Drop the images; return everything else in the listing below exactly.

— Begin Task material —

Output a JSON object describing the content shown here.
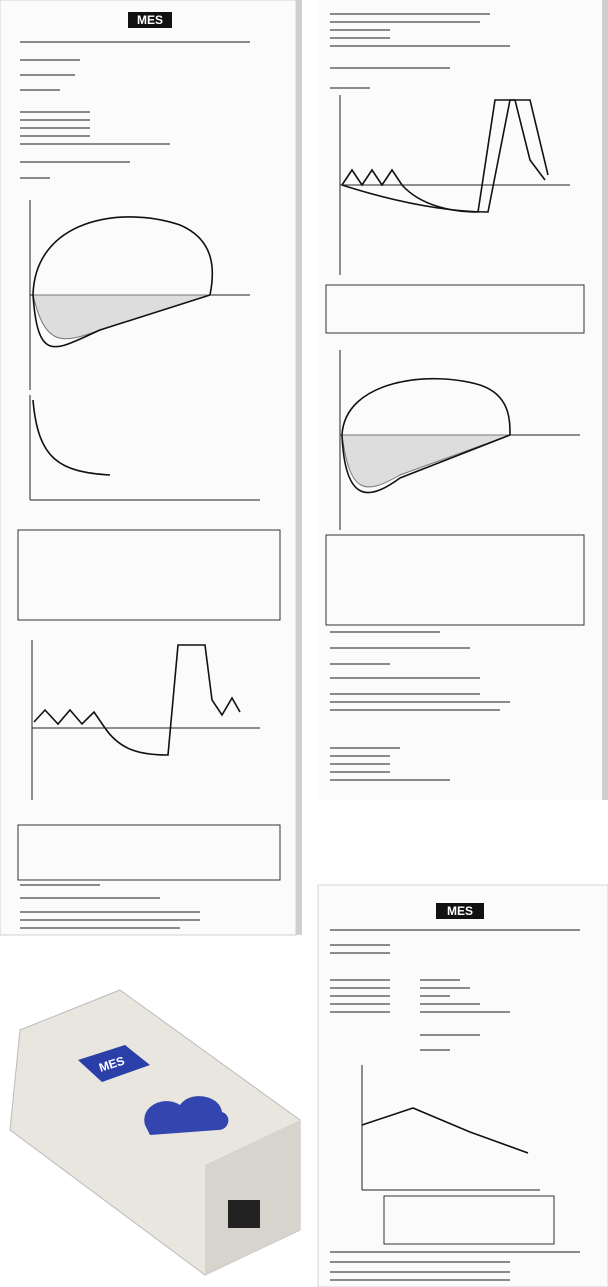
{
  "report_left": {
    "logo": "MES"
  },
  "report_bottom_right": {
    "logo": "MES"
  },
  "device": {
    "logo": "MES"
  }
}
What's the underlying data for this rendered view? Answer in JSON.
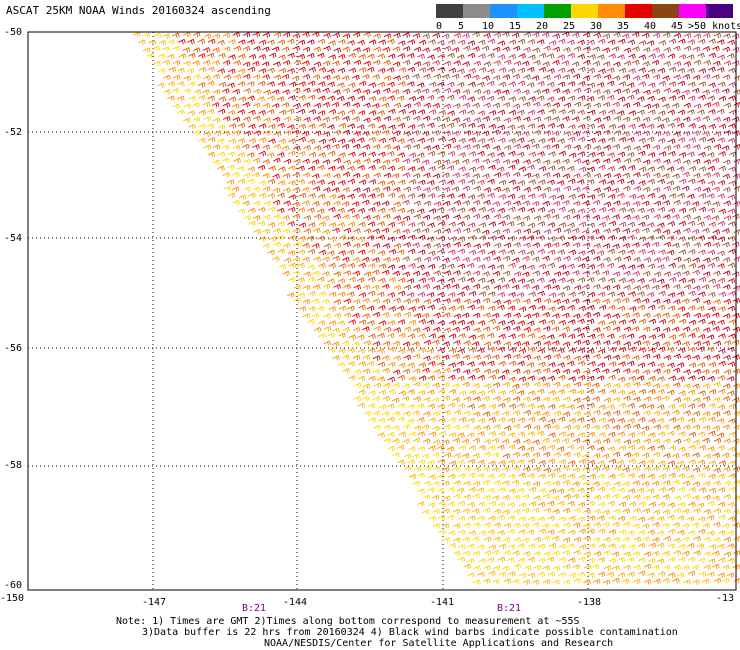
{
  "title": "ASCAT 25KM NOAA Winds 20160324 ascending",
  "legend": {
    "labels": [
      "0",
      "5",
      "10",
      "15",
      "20",
      "25",
      "30",
      "35",
      "40",
      "45",
      ">50 knots"
    ],
    "colors": [
      "#404040",
      "#8c8c8c",
      "#1e90ff",
      "#00bfff",
      "#00a000",
      "#ffd700",
      "#ff8c00",
      "#e60000",
      "#8b4513",
      "#ff00ff",
      "#4b0082"
    ]
  },
  "map": {
    "lat_labels": [
      "-50",
      "-52",
      "-54",
      "-56",
      "-58",
      "-60"
    ],
    "lon_labels": [
      "-150",
      "-147",
      "-144",
      "-141",
      "-138",
      "-13"
    ],
    "time_labels": [
      "B:21",
      "B:21"
    ],
    "time_color": "#800080",
    "barb_colors": [
      "#ffd700",
      "#ffb300",
      "#ff8c00",
      "#e65c00",
      "#e60000",
      "#c0001a",
      "#d6336c",
      "#a0522d",
      "#8b4513"
    ]
  },
  "notes": {
    "line1": "Note: 1) Times are GMT 2)Times along bottom correspond to measurement at ~55S",
    "line2": "3)Data buffer is 22 hrs from 20160324 4) Black wind barbs indicate possible contamination",
    "line3": "NOAA/NESDIS/Center for Satellite Applications and Research"
  }
}
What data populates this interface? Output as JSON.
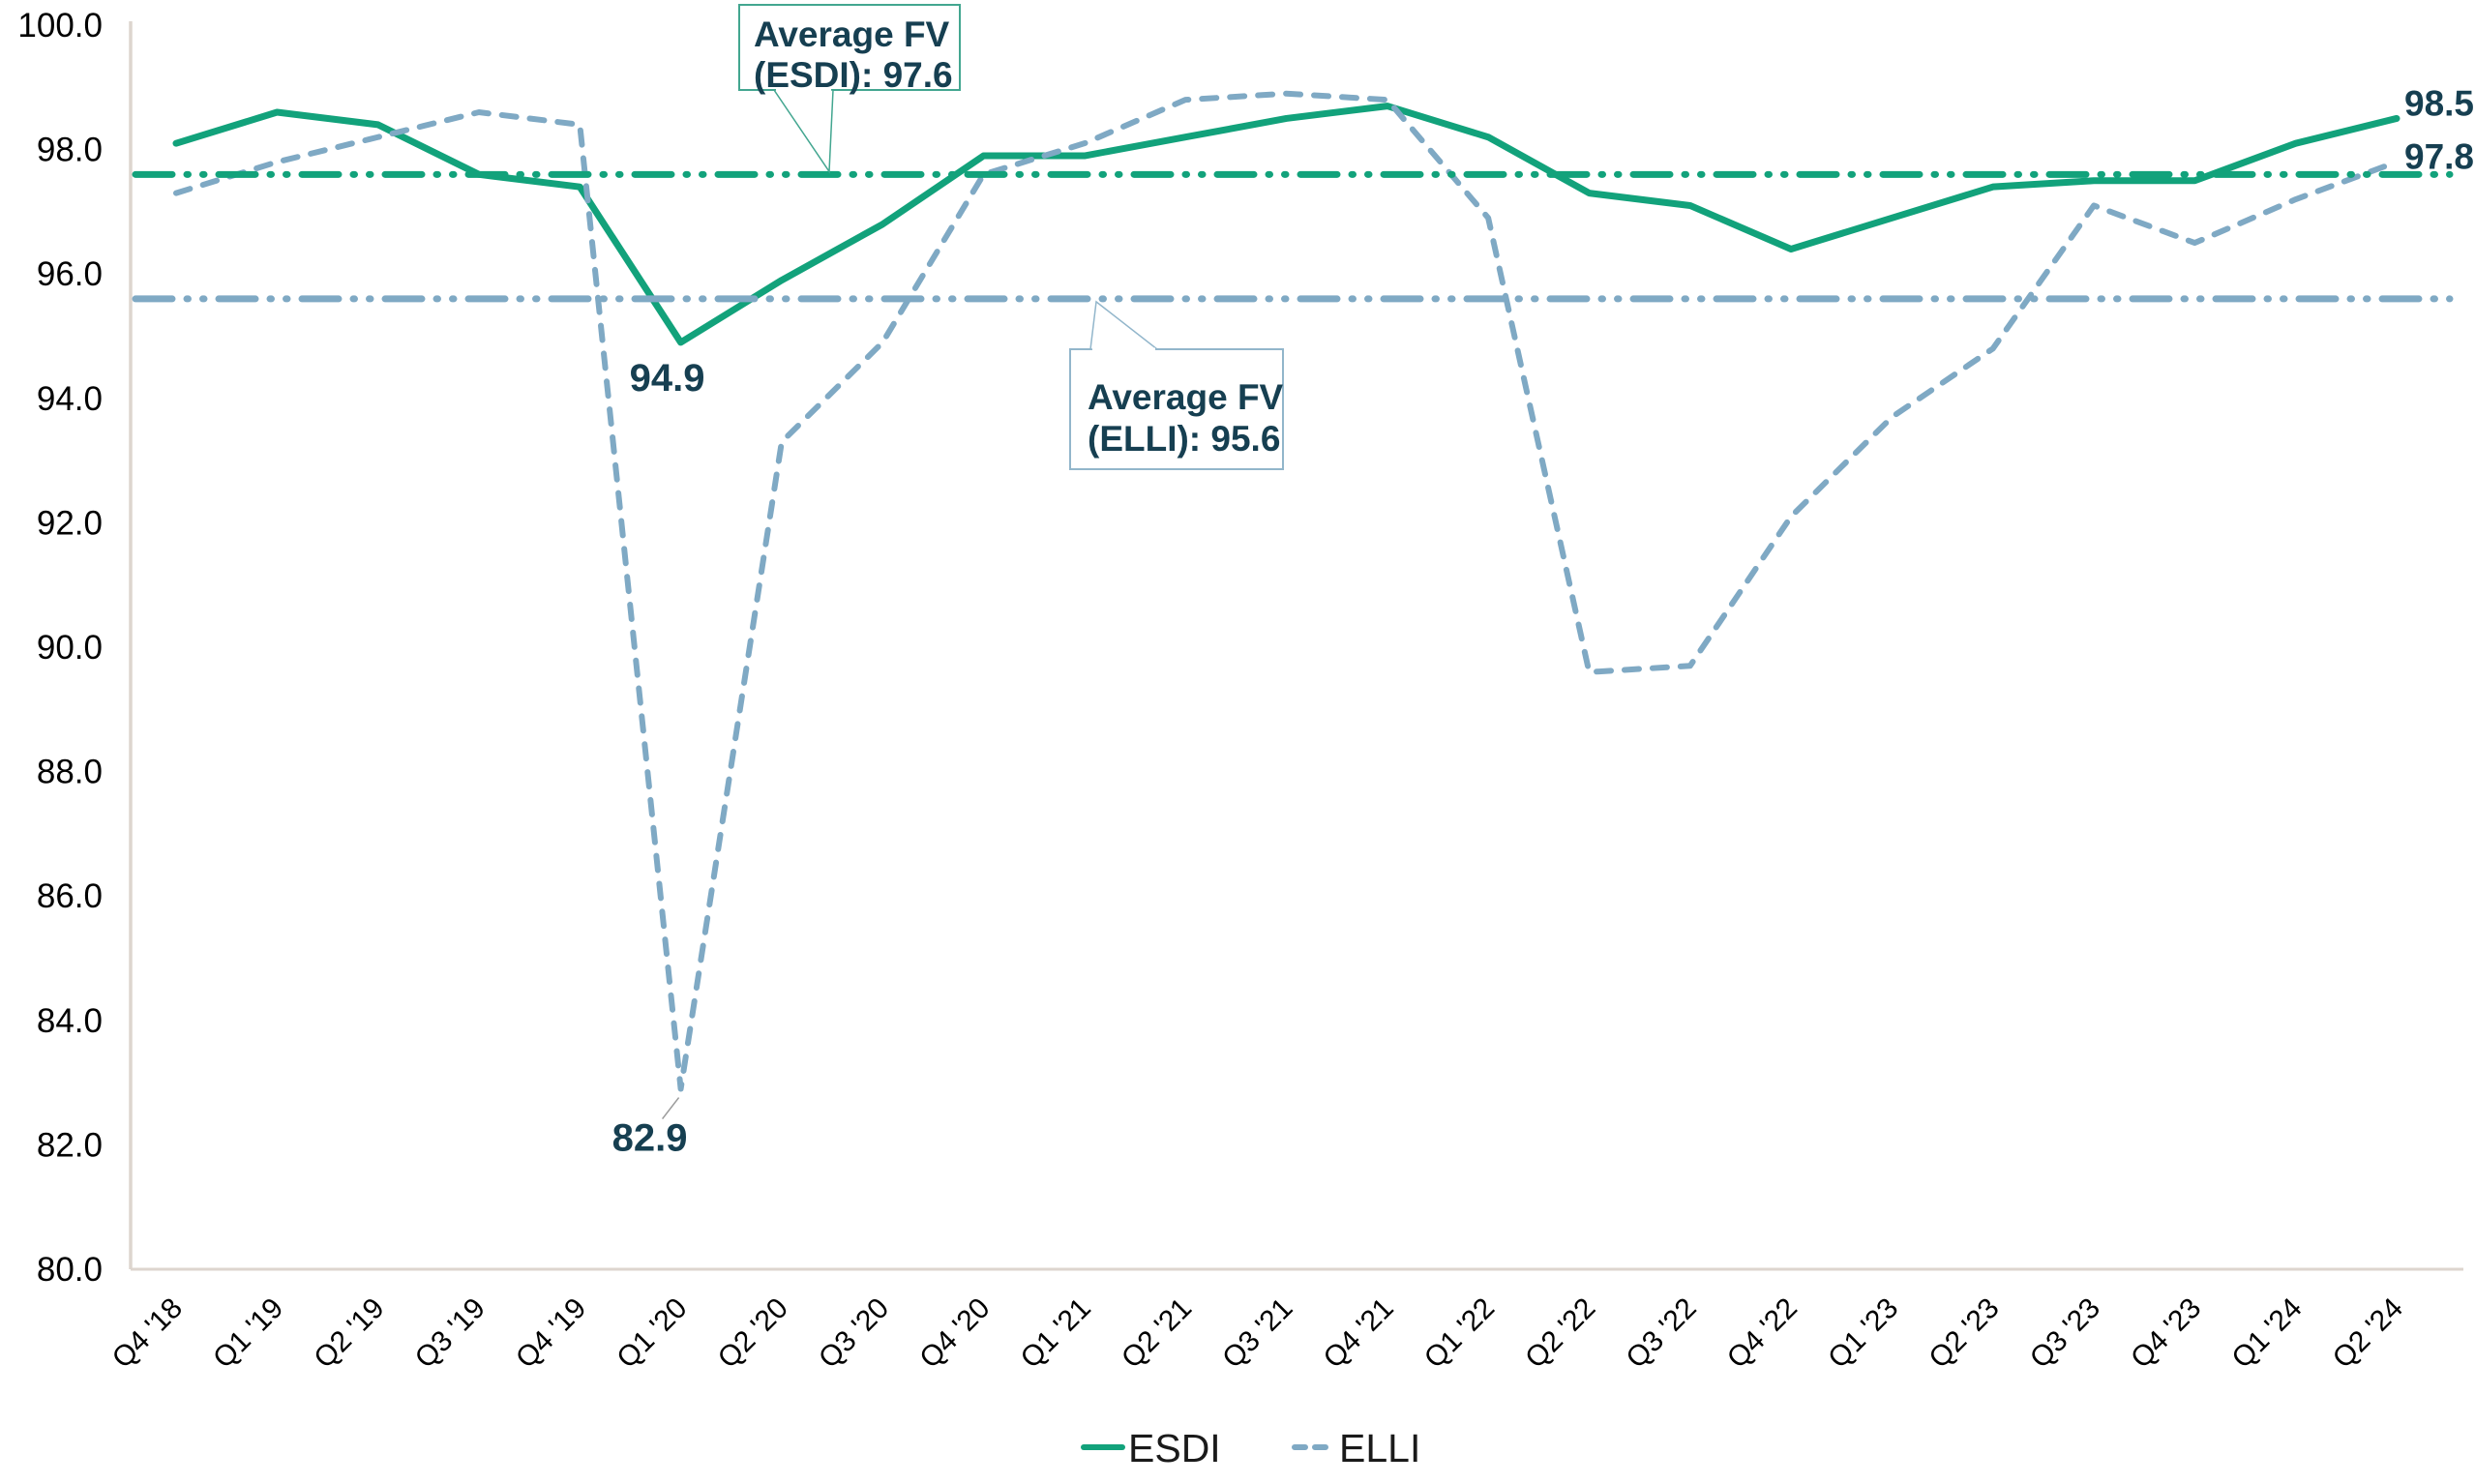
{
  "chart_data": {
    "type": "line",
    "title": "",
    "categories": [
      "Q4 '18",
      "Q1 '19",
      "Q2 '19",
      "Q3 '19",
      "Q4 '19",
      "Q1 '20",
      "Q2 '20",
      "Q3 '20",
      "Q4 '20",
      "Q1 '21",
      "Q2 '21",
      "Q3 '21",
      "Q4 '21",
      "Q1 '22",
      "Q2 '22",
      "Q3 '22",
      "Q4 '22",
      "Q1 '23",
      "Q2 '23",
      "Q3 '23",
      "Q4 '23",
      "Q1 '24",
      "Q2 '24"
    ],
    "series": [
      {
        "name": "ESDI",
        "line_style": "solid",
        "color": "#12a27b",
        "values": [
          98.1,
          98.6,
          98.4,
          97.6,
          97.4,
          94.9,
          95.9,
          96.8,
          97.9,
          97.9,
          98.2,
          98.5,
          98.7,
          98.2,
          97.3,
          97.1,
          96.4,
          96.9,
          97.4,
          97.5,
          97.5,
          98.1,
          98.5
        ]
      },
      {
        "name": "ELLI",
        "line_style": "dashed",
        "color": "#7fa9c4",
        "values": [
          97.3,
          97.8,
          98.2,
          98.6,
          98.4,
          82.9,
          93.3,
          94.9,
          97.6,
          98.1,
          98.8,
          98.9,
          98.8,
          96.9,
          89.6,
          89.7,
          92.1,
          93.7,
          94.8,
          97.1,
          96.5,
          97.2,
          97.8
        ]
      }
    ],
    "average_lines": [
      {
        "series": "ESDI",
        "value": 97.6,
        "label_line1": "Average FV",
        "label_line2": "(ESDI): 97.6",
        "color": "#12a27b",
        "box_border": "#43a690"
      },
      {
        "series": "ELLI",
        "value": 95.6,
        "label_line1": "Average FV",
        "label_line2": "(ELLI): 95.6",
        "color": "#7fa9c4",
        "box_border": "#92b6cb"
      }
    ],
    "point_labels": [
      {
        "series": "ESDI",
        "category": "Q1 '20",
        "text": "94.9"
      },
      {
        "series": "ELLI",
        "category": "Q1 '20",
        "text": "82.9"
      }
    ],
    "end_labels": [
      {
        "series": "ESDI",
        "text": "98.5"
      },
      {
        "series": "ELLI",
        "text": "97.8"
      }
    ],
    "y_axis": {
      "min": 80,
      "max": 100,
      "tick_step": 2,
      "tick_labels": [
        "100.0",
        "98.0",
        "96.0",
        "94.0",
        "92.0",
        "90.0",
        "88.0",
        "86.0",
        "84.0",
        "82.0",
        "80.0"
      ]
    },
    "legend": [
      {
        "label": "ESDI",
        "line_style": "solid"
      },
      {
        "label": "ELLI",
        "line_style": "dashed"
      }
    ],
    "grid": false,
    "legend_position": "bottom-center",
    "annotation_text_color": "#163f51",
    "legend_text_color": "#1a1a1a",
    "axis_line_color": "#ddd5ce",
    "axis_text_color": "#000000",
    "leader_line_color": "#9a9a9a",
    "background_color": "#ffffff"
  }
}
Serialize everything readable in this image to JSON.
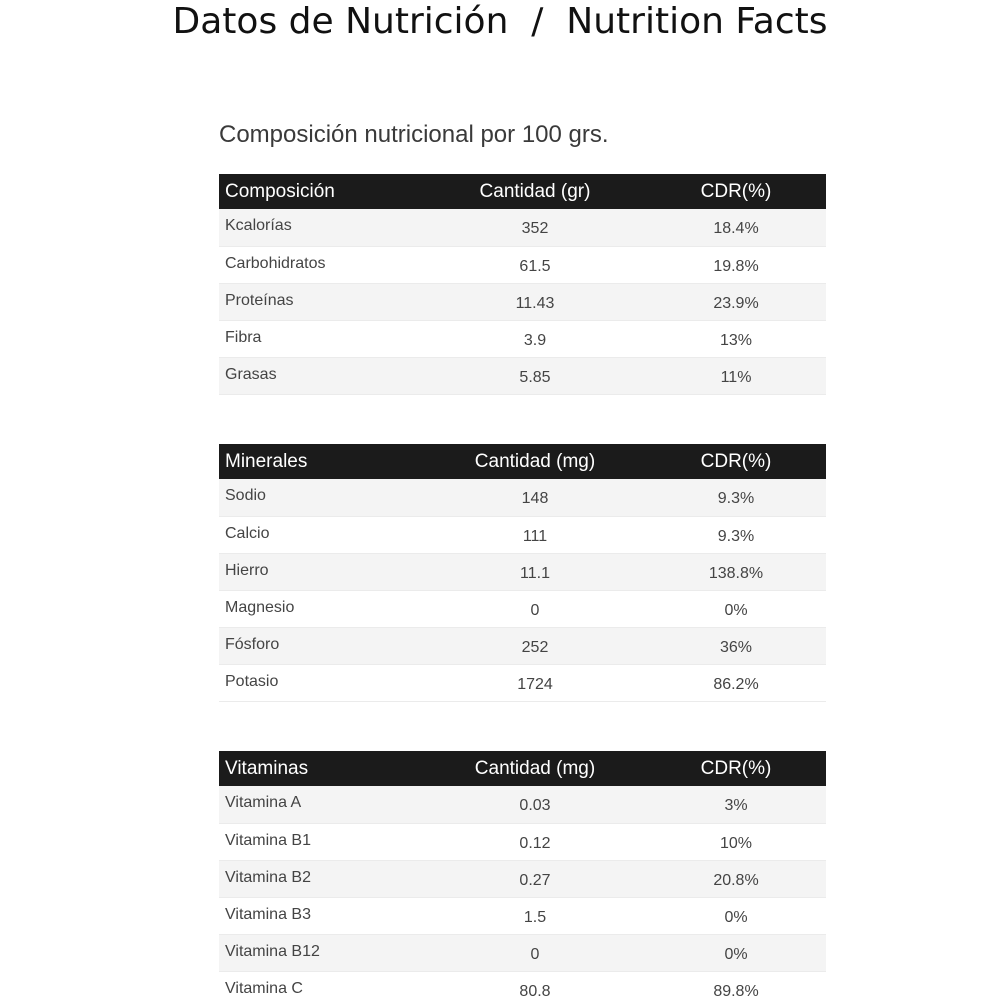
{
  "title": "Datos de Nutrición  /  Nutrition Facts",
  "subtitle": "Composición nutricional por 100 grs.",
  "tables": [
    {
      "headers": [
        "Composición",
        "Cantidad (gr)",
        "CDR(%)"
      ],
      "rows": [
        [
          "Kcalorías",
          "352",
          "18.4%"
        ],
        [
          "Carbohidratos",
          "61.5",
          "19.8%"
        ],
        [
          "Proteínas",
          "11.43",
          "23.9%"
        ],
        [
          "Fibra",
          "3.9",
          "13%"
        ],
        [
          "Grasas",
          "5.85",
          "11%"
        ]
      ]
    },
    {
      "headers": [
        "Minerales",
        "Cantidad (mg)",
        "CDR(%)"
      ],
      "rows": [
        [
          "Sodio",
          "148",
          "9.3%"
        ],
        [
          "Calcio",
          "111",
          "9.3%"
        ],
        [
          "Hierro",
          "11.1",
          "138.8%"
        ],
        [
          "Magnesio",
          "0",
          "0%"
        ],
        [
          "Fósforo",
          "252",
          "36%"
        ],
        [
          "Potasio",
          "1724",
          "86.2%"
        ]
      ]
    },
    {
      "headers": [
        "Vitaminas",
        "Cantidad (mg)",
        "CDR(%)"
      ],
      "rows": [
        [
          "Vitamina A",
          "0.03",
          "3%"
        ],
        [
          "Vitamina B1",
          "0.12",
          "10%"
        ],
        [
          "Vitamina B2",
          "0.27",
          "20.8%"
        ],
        [
          "Vitamina B3",
          "1.5",
          "0%"
        ],
        [
          "Vitamina B12",
          "0",
          "0%"
        ],
        [
          "Vitamina C",
          "80.8",
          "89.8%"
        ]
      ]
    }
  ]
}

— End Task material —

Expected answer:
Output a JSON object describing the content shown here.
{
  "report_left": {
    "logo": "MES"
  },
  "report_bottom_right": {
    "logo": "MES"
  },
  "device": {
    "logo": "MES"
  }
}
What's the underlying data for this rendered view? Answer in JSON.
{
  "title": "ASCAT 25KM NOAA Winds 20160324 ascending",
  "legend": {
    "labels": [
      "0",
      "5",
      "10",
      "15",
      "20",
      "25",
      "30",
      "35",
      "40",
      "45",
      ">50 knots"
    ],
    "colors": [
      "#404040",
      "#8c8c8c",
      "#1e90ff",
      "#00bfff",
      "#00a000",
      "#ffd700",
      "#ff8c00",
      "#e60000",
      "#8b4513",
      "#ff00ff",
      "#4b0082"
    ]
  },
  "map": {
    "lat_labels": [
      "-50",
      "-52",
      "-54",
      "-56",
      "-58",
      "-60"
    ],
    "lon_labels": [
      "-150",
      "-147",
      "-144",
      "-141",
      "-138",
      "-13"
    ],
    "time_labels": [
      "B:21",
      "B:21"
    ],
    "time_color": "#800080",
    "barb_colors": [
      "#ffd700",
      "#ffb300",
      "#ff8c00",
      "#e65c00",
      "#e60000",
      "#c0001a",
      "#d6336c",
      "#a0522d",
      "#8b4513"
    ]
  },
  "notes": {
    "line1": "Note: 1) Times are GMT 2)Times along bottom correspond to measurement at ~55S",
    "line2": "3)Data buffer is 22 hrs from 20160324 4) Black wind barbs indicate possible contamination",
    "line3": "NOAA/NESDIS/Center for Satellite Applications and Research"
  }
}
What data populates this interface? Output as JSON.
{
  "chart_data": {
    "type": "line",
    "title": "",
    "categories": [
      "Q4 '18",
      "Q1 '19",
      "Q2 '19",
      "Q3 '19",
      "Q4 '19",
      "Q1 '20",
      "Q2 '20",
      "Q3 '20",
      "Q4 '20",
      "Q1 '21",
      "Q2 '21",
      "Q3 '21",
      "Q4 '21",
      "Q1 '22",
      "Q2 '22",
      "Q3 '22",
      "Q4 '22",
      "Q1 '23",
      "Q2 '23",
      "Q3 '23",
      "Q4 '23",
      "Q1 '24",
      "Q2 '24"
    ],
    "series": [
      {
        "name": "ESDI",
        "line_style": "solid",
        "color": "#12a27b",
        "values": [
          98.1,
          98.6,
          98.4,
          97.6,
          97.4,
          94.9,
          95.9,
          96.8,
          97.9,
          97.9,
          98.2,
          98.5,
          98.7,
          98.2,
          97.3,
          97.1,
          96.4,
          96.9,
          97.4,
          97.5,
          97.5,
          98.1,
          98.5
        ]
      },
      {
        "name": "ELLI",
        "line_style": "dashed",
        "color": "#7fa9c4",
        "values": [
          97.3,
          97.8,
          98.2,
          98.6,
          98.4,
          82.9,
          93.3,
          94.9,
          97.6,
          98.1,
          98.8,
          98.9,
          98.8,
          96.9,
          89.6,
          89.7,
          92.1,
          93.7,
          94.8,
          97.1,
          96.5,
          97.2,
          97.8
        ]
      }
    ],
    "average_lines": [
      {
        "series": "ESDI",
        "value": 97.6,
        "label_line1": "Average FV",
        "label_line2": "(ESDI): 97.6",
        "color": "#12a27b",
        "box_border": "#43a690"
      },
      {
        "series": "ELLI",
        "value": 95.6,
        "label_line1": "Average FV",
        "label_line2": "(ELLI): 95.6",
        "color": "#7fa9c4",
        "box_border": "#92b6cb"
      }
    ],
    "point_labels": [
      {
        "series": "ESDI",
        "category": "Q1 '20",
        "text": "94.9"
      },
      {
        "series": "ELLI",
        "category": "Q1 '20",
        "text": "82.9"
      }
    ],
    "end_labels": [
      {
        "series": "ESDI",
        "text": "98.5"
      },
      {
        "series": "ELLI",
        "text": "97.8"
      }
    ],
    "y_axis": {
      "min": 80,
      "max": 100,
      "tick_step": 2,
      "tick_labels": [
        "100.0",
        "98.0",
        "96.0",
        "94.0",
        "92.0",
        "90.0",
        "88.0",
        "86.0",
        "84.0",
        "82.0",
        "80.0"
      ]
    },
    "legend": [
      {
        "label": "ESDI",
        "line_style": "solid"
      },
      {
        "label": "ELLI",
        "line_style": "dashed"
      }
    ],
    "grid": false,
    "legend_position": "bottom-center",
    "annotation_text_color": "#163f51",
    "legend_text_color": "#1a1a1a",
    "axis_line_color": "#ddd5ce",
    "axis_text_color": "#000000",
    "leader_line_color": "#9a9a9a",
    "background_color": "#ffffff"
  }
}
Serialize everything readable in this image to JSON.
{
  "title": "Datos de Nutrición  /  Nutrition Facts",
  "subtitle": "Composición nutricional por 100 grs.",
  "tables": [
    {
      "headers": [
        "Composición",
        "Cantidad (gr)",
        "CDR(%)"
      ],
      "rows": [
        [
          "Kcalorías",
          "352",
          "18.4%"
        ],
        [
          "Carbohidratos",
          "61.5",
          "19.8%"
        ],
        [
          "Proteínas",
          "11.43",
          "23.9%"
        ],
        [
          "Fibra",
          "3.9",
          "13%"
        ],
        [
          "Grasas",
          "5.85",
          "11%"
        ]
      ]
    },
    {
      "headers": [
        "Minerales",
        "Cantidad (mg)",
        "CDR(%)"
      ],
      "rows": [
        [
          "Sodio",
          "148",
          "9.3%"
        ],
        [
          "Calcio",
          "111",
          "9.3%"
        ],
        [
          "Hierro",
          "11.1",
          "138.8%"
        ],
        [
          "Magnesio",
          "0",
          "0%"
        ],
        [
          "Fósforo",
          "252",
          "36%"
        ],
        [
          "Potasio",
          "1724",
          "86.2%"
        ]
      ]
    },
    {
      "headers": [
        "Vitaminas",
        "Cantidad (mg)",
        "CDR(%)"
      ],
      "rows": [
        [
          "Vitamina A",
          "0.03",
          "3%"
        ],
        [
          "Vitamina B1",
          "0.12",
          "10%"
        ],
        [
          "Vitamina B2",
          "0.27",
          "20.8%"
        ],
        [
          "Vitamina B3",
          "1.5",
          "0%"
        ],
        [
          "Vitamina B12",
          "0",
          "0%"
        ],
        [
          "Vitamina C",
          "80.8",
          "89.8%"
        ]
      ]
    }
  ]
}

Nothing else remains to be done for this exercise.